:: WRITTEN EXERCISE ::
Find all lines in the listing that include the word "cause", then copy them.
□ □ □ □
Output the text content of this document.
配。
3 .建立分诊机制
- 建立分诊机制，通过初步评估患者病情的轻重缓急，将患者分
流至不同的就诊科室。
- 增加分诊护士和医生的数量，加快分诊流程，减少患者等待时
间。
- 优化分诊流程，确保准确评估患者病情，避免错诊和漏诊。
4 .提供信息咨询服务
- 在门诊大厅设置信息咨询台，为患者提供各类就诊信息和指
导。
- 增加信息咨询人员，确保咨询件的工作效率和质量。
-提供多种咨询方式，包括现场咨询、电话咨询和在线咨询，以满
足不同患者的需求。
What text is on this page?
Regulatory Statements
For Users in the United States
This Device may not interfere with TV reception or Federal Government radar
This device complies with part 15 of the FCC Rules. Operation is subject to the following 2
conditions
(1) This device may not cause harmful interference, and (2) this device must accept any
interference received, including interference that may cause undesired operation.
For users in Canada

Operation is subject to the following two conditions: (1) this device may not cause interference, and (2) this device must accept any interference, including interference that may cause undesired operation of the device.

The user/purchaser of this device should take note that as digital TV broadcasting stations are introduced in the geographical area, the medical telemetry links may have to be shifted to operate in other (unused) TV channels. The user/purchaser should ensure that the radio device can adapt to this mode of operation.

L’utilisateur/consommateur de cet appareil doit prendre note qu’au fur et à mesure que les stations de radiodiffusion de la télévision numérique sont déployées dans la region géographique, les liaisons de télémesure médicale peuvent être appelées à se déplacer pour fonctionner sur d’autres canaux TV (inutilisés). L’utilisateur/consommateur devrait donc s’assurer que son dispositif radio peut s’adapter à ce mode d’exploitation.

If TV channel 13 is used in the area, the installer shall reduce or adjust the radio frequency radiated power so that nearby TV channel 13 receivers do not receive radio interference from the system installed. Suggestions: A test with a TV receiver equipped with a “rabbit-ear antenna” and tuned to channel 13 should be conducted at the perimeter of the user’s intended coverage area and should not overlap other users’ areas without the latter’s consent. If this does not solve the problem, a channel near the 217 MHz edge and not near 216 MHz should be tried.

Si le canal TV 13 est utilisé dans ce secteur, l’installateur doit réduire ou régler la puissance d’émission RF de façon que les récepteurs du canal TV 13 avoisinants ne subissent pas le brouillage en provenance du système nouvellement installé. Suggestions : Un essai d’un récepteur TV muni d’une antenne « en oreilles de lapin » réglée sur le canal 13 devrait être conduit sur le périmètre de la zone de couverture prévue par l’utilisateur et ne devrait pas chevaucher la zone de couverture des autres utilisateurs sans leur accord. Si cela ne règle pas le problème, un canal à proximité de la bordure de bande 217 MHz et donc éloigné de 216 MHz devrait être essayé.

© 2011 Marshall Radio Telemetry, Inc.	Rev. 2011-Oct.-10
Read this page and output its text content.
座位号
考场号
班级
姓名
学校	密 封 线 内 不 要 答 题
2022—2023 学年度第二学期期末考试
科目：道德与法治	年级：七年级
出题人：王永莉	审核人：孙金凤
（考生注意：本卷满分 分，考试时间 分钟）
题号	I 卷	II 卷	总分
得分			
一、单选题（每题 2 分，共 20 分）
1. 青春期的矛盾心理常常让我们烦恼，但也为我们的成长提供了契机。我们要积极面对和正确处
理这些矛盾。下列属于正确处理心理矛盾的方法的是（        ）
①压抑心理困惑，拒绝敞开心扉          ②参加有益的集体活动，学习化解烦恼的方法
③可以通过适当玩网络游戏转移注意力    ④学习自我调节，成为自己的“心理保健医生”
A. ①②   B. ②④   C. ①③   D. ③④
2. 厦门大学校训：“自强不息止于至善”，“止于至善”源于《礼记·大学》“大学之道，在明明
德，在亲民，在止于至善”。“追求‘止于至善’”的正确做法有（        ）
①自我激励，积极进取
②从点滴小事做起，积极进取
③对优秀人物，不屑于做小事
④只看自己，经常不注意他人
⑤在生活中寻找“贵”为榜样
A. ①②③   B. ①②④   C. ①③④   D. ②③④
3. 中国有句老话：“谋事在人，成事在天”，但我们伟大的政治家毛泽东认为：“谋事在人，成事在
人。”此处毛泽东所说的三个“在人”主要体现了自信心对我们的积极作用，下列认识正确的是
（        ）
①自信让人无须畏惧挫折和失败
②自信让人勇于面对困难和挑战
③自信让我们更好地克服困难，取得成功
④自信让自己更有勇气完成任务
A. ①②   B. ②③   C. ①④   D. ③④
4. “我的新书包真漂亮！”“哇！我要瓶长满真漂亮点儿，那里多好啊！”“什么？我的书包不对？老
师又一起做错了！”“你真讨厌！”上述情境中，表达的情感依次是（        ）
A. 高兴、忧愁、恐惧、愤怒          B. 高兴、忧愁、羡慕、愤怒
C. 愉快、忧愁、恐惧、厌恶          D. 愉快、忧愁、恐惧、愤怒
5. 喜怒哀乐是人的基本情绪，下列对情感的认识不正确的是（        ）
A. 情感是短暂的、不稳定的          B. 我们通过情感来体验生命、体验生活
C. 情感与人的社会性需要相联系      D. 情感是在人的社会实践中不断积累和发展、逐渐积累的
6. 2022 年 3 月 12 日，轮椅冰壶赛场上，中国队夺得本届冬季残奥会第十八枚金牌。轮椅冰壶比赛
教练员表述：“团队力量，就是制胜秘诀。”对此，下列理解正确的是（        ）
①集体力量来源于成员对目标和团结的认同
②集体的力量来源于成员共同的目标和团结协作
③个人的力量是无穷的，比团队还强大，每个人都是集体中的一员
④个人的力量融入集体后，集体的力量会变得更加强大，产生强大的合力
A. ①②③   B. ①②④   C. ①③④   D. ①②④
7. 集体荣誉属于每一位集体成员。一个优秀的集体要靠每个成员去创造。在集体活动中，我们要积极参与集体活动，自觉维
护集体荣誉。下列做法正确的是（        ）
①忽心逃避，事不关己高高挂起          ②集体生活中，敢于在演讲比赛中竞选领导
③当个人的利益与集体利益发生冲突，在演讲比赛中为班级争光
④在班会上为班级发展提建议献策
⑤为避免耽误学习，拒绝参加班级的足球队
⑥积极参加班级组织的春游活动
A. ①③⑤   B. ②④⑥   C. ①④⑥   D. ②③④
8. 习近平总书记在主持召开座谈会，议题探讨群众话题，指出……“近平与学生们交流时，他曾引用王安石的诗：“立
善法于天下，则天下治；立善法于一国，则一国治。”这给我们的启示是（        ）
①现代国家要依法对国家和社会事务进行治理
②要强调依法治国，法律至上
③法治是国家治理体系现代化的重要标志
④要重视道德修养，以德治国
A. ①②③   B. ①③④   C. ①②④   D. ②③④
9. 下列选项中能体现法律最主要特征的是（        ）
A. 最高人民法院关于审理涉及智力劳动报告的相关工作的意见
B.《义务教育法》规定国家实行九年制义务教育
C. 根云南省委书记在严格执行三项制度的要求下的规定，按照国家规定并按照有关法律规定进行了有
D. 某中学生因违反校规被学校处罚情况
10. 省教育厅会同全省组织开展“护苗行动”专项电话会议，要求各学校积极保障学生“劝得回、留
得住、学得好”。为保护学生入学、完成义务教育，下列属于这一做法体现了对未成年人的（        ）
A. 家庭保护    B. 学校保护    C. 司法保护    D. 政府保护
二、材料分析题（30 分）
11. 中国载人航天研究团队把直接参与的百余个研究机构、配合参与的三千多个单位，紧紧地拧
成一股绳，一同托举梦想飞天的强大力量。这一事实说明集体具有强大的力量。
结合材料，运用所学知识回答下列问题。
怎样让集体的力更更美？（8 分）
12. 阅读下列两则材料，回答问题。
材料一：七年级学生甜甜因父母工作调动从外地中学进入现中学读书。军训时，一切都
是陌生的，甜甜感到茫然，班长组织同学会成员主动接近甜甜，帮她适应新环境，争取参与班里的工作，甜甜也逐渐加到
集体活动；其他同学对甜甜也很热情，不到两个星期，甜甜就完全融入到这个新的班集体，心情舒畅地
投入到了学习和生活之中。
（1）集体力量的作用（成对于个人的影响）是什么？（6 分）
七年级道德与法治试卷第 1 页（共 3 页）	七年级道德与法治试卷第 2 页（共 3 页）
□ □ □ □
:: REPLY TO THE EXERCISE ::
(1) This device may not cause harmful interference, and (2) this device must accept any
interference received, including interference that may cause undesired operation.
Operation is subject to the following two conditions: (1) this device may not cause interference, and (2) this device must accept any interference, including interference that may cause undesired operation of the device.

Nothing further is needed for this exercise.